What to do: From the line with "Extract the structured" down to the final line of the material below, quote every line exactly and leave out all lines before it.

=-=-=-=-=

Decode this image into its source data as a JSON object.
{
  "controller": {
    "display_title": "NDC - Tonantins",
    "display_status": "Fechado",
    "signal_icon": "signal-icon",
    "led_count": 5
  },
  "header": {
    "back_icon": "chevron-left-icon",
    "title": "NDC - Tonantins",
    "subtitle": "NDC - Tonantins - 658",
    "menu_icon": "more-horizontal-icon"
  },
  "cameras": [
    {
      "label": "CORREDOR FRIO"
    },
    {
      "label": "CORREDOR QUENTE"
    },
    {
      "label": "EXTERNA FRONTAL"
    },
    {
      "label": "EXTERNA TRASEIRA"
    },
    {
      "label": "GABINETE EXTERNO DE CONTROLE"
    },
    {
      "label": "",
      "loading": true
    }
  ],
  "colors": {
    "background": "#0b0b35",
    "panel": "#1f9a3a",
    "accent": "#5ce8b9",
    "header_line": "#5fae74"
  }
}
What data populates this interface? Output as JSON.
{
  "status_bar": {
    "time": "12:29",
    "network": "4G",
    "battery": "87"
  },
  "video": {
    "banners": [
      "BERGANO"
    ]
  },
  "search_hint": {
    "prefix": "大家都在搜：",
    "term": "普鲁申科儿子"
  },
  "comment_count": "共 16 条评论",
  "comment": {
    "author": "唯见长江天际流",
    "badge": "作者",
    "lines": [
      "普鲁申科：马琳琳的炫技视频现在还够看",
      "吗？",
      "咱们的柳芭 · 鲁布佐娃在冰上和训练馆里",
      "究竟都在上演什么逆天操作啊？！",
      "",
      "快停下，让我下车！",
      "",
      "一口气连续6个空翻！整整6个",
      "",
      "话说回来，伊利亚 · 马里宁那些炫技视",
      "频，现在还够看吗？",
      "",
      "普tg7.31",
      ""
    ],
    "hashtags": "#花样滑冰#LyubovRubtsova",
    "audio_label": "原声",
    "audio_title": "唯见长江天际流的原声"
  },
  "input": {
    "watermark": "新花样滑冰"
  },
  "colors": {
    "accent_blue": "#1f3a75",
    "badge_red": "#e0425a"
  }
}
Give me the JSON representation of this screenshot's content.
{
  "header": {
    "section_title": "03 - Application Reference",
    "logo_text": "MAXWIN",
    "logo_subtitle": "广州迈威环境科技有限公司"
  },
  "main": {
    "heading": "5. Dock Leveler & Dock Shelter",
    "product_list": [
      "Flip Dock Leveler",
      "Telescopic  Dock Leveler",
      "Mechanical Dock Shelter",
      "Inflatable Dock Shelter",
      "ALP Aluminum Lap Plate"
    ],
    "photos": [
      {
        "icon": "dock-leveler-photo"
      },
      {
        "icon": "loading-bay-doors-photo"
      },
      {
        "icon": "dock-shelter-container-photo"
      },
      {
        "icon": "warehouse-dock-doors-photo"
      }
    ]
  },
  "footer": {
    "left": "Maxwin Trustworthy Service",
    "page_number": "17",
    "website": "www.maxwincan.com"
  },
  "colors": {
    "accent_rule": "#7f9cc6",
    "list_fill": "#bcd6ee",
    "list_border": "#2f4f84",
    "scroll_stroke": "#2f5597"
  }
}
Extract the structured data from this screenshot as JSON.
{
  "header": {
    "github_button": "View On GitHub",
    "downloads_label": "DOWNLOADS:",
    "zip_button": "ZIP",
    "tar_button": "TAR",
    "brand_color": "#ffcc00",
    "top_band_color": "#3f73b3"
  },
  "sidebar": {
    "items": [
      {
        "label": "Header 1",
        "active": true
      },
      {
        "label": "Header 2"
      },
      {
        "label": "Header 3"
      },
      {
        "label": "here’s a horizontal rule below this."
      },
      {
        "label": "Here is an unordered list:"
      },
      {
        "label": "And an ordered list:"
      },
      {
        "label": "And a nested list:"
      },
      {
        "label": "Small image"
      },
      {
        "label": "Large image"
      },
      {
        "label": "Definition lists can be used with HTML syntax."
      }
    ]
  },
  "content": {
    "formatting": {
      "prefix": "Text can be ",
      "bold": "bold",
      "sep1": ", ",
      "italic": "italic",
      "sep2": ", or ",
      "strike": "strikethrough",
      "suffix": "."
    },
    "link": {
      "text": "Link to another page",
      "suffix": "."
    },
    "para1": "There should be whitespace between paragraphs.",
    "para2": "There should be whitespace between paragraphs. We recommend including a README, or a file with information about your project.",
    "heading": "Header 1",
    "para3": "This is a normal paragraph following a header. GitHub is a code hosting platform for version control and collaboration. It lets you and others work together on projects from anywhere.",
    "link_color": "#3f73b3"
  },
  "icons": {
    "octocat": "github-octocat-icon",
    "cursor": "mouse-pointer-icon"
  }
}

=-=-=-=-=

Written response:
Extract the structured data from this screenshot as JSON.
{
  "header": {
    "github_button": "View On GitHub",
    "downloads_label": "DOWNLOADS:",
    "zip_button": "ZIP",
    "tar_button": "TAR",
    "brand_color": "#ffcc00",
    "top_band_color": "#3f73b3"
  },
  "sidebar": {
    "items": [
      {
        "label": "Header 1",
        "active": true
      },
      {
        "label": "Header 2"
      },
      {
        "label": "Header 3"
      },
      {
        "label": "here’s a horizontal rule below this."
      },
      {
        "label": "Here is an unordered list:"
      },
      {
        "label": "And an ordered list:"
      },
      {
        "label": "And a nested list:"
      },
      {
        "label": "Small image"
      },
      {
        "label": "Large image"
      },
      {
        "label": "Definition lists can be used with HTML syntax."
      }
    ]
  },
  "content": {
    "formatting": {
      "prefix": "Text can be ",
      "bold": "bold",
      "sep1": ", ",
      "italic": "italic",
      "sep2": ", or ",
      "strike": "strikethrough",
      "suffix": "."
    },
    "link": {
      "text": "Link to another page",
      "suffix": "."
    },
    "para1": "There should be whitespace between paragraphs.",
    "para2": "There should be whitespace between paragraphs. We recommend including a README, or a file with information about your project.",
    "heading": "Header 1",
    "para3": "This is a normal paragraph following a header. GitHub is a code hosting platform for version control and collaboration. It lets you and others work together on projects from anywhere.",
    "link_color": "#3f73b3"
  },
  "icons": {
    "octocat": "github-octocat-icon",
    "cursor": "mouse-pointer-icon"
  }
}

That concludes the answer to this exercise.